- [Input records]:

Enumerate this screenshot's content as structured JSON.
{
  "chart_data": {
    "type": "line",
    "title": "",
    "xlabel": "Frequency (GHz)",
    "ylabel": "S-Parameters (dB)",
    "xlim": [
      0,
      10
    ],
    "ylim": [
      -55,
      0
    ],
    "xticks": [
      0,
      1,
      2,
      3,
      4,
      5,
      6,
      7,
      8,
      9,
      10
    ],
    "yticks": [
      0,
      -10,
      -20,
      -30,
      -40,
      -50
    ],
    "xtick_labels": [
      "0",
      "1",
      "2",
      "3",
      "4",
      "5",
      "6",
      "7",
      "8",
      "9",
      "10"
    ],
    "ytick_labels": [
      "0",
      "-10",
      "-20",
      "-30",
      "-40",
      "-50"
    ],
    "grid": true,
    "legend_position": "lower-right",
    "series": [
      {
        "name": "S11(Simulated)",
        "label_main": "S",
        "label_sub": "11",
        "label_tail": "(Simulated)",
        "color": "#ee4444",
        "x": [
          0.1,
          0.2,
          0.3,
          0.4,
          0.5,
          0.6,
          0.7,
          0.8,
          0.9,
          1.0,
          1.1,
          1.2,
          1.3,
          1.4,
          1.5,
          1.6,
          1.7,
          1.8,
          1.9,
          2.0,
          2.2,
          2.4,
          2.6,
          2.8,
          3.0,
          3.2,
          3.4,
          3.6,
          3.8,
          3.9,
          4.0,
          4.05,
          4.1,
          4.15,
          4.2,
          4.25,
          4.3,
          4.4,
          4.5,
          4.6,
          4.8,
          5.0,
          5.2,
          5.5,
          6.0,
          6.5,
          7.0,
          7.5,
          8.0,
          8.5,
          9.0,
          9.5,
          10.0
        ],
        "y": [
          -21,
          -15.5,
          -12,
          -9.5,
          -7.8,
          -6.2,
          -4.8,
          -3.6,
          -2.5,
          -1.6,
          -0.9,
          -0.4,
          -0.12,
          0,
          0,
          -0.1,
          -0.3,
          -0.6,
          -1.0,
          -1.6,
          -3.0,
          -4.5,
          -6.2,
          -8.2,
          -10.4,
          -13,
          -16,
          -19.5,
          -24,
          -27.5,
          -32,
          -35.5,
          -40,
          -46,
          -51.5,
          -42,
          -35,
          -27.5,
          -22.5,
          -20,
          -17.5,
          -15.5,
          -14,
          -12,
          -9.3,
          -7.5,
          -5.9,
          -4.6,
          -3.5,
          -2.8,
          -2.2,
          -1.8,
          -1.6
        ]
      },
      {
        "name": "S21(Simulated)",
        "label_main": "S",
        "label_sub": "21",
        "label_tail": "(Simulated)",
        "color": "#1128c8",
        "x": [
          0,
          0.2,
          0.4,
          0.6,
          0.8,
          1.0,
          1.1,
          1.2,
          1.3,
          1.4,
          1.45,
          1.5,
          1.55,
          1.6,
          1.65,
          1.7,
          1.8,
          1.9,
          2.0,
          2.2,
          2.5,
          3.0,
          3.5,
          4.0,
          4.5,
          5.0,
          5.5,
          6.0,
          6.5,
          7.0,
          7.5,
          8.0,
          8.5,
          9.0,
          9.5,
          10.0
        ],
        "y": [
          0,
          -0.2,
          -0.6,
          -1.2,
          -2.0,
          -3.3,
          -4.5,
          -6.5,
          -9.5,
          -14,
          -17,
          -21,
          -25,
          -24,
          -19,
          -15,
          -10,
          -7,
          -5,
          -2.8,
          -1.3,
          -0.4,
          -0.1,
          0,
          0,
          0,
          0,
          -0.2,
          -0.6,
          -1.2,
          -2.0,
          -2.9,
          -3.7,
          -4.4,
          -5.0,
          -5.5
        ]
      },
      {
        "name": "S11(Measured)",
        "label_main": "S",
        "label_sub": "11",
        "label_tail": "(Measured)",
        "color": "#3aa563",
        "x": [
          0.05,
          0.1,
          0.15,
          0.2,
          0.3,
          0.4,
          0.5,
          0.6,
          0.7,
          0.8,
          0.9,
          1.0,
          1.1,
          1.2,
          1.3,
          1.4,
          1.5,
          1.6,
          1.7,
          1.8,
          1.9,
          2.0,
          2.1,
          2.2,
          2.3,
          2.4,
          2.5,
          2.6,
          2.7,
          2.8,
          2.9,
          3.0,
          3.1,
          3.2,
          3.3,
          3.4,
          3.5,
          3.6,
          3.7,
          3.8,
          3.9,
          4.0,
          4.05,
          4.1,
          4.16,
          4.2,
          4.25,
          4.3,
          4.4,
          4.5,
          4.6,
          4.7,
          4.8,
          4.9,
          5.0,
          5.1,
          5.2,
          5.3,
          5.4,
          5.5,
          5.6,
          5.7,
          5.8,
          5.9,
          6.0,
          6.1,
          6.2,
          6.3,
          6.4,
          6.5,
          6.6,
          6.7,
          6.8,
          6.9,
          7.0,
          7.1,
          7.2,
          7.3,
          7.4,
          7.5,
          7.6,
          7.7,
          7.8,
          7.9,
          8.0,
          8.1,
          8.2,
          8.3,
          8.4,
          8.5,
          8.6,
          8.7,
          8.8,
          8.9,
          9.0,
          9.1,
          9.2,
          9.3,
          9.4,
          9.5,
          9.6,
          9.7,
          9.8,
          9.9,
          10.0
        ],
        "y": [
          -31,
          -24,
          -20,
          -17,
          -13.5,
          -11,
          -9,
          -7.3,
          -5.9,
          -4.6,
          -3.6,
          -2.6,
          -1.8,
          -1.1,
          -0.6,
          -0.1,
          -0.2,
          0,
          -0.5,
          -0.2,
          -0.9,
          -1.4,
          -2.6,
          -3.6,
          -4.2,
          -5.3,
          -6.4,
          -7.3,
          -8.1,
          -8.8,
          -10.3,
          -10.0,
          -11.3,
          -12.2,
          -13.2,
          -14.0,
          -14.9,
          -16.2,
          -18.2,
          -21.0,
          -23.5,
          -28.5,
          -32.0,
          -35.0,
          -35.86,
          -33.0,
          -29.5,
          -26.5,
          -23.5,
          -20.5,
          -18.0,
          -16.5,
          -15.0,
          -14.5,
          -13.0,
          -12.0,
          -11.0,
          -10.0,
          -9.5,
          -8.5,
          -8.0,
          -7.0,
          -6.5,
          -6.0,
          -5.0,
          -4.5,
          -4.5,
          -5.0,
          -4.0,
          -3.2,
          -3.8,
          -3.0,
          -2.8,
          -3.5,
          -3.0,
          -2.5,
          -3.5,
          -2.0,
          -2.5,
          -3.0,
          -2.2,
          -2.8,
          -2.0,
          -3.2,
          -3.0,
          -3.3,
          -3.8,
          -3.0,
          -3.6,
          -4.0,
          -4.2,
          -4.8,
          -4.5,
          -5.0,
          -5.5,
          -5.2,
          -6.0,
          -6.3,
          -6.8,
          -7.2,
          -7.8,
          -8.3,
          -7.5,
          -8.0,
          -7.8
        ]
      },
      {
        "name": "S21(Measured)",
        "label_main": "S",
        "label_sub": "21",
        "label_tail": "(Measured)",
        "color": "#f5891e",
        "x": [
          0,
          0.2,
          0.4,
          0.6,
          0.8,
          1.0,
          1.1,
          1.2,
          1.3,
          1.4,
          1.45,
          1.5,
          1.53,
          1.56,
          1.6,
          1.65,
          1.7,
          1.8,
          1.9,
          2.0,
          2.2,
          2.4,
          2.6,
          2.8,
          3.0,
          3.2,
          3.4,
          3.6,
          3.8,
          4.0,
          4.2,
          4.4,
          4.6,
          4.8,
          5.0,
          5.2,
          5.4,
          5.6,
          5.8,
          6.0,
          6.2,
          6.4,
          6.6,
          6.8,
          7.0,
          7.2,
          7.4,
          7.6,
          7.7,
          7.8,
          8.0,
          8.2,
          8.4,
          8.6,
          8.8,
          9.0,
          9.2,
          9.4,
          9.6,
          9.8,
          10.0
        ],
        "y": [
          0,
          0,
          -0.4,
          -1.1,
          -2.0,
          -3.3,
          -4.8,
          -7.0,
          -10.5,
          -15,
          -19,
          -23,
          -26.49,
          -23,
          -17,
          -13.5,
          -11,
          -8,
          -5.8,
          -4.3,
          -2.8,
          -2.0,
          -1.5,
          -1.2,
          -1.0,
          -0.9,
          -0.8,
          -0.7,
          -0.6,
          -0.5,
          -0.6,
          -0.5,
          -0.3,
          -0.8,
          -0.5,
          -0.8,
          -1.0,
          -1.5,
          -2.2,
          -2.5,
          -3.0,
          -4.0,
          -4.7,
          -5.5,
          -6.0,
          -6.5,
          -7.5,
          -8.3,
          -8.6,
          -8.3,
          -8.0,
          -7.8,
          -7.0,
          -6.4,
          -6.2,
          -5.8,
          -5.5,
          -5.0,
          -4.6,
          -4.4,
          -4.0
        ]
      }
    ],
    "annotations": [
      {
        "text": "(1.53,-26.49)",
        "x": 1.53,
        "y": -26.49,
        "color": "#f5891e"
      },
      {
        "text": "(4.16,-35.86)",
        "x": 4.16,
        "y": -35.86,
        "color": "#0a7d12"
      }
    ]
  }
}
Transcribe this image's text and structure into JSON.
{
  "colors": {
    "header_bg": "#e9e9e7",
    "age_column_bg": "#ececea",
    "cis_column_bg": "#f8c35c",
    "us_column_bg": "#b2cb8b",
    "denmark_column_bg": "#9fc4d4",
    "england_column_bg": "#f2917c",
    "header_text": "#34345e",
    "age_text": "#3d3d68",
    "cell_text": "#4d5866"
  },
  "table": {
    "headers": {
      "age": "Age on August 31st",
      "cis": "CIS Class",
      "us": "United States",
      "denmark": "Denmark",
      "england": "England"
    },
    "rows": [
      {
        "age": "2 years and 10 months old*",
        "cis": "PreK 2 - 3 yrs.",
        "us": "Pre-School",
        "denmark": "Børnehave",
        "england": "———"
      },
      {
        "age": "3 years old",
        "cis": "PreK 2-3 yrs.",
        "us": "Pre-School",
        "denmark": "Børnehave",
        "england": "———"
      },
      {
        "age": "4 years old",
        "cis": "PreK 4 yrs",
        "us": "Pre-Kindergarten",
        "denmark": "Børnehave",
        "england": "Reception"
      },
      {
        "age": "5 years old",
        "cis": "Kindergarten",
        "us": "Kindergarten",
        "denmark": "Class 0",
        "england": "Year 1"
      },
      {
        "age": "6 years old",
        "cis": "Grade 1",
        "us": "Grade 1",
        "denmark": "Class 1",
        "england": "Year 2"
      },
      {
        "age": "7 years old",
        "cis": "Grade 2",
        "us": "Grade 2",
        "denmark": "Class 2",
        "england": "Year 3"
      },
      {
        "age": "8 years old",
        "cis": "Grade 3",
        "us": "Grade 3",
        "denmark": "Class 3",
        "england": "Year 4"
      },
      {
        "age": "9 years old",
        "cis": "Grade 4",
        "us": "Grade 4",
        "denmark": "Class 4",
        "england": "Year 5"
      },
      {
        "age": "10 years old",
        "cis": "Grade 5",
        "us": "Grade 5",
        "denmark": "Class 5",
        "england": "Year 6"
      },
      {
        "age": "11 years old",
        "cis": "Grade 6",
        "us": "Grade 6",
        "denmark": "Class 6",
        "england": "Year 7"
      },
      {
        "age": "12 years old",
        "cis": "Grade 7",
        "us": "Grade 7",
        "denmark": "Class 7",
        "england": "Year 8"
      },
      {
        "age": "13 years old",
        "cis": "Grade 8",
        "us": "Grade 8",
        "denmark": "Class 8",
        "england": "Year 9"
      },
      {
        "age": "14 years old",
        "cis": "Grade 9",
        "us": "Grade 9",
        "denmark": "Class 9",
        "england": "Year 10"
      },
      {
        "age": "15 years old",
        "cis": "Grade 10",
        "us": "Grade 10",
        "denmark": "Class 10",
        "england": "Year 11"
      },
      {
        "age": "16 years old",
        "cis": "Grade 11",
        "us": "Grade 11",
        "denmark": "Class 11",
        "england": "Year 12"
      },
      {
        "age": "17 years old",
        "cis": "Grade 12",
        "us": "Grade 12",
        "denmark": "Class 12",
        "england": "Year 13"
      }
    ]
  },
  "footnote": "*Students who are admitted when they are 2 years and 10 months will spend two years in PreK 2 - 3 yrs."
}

- [Required work]: Say how many lines above contain the string "Simulated". Answer with the number only.

- [Full solution]: 4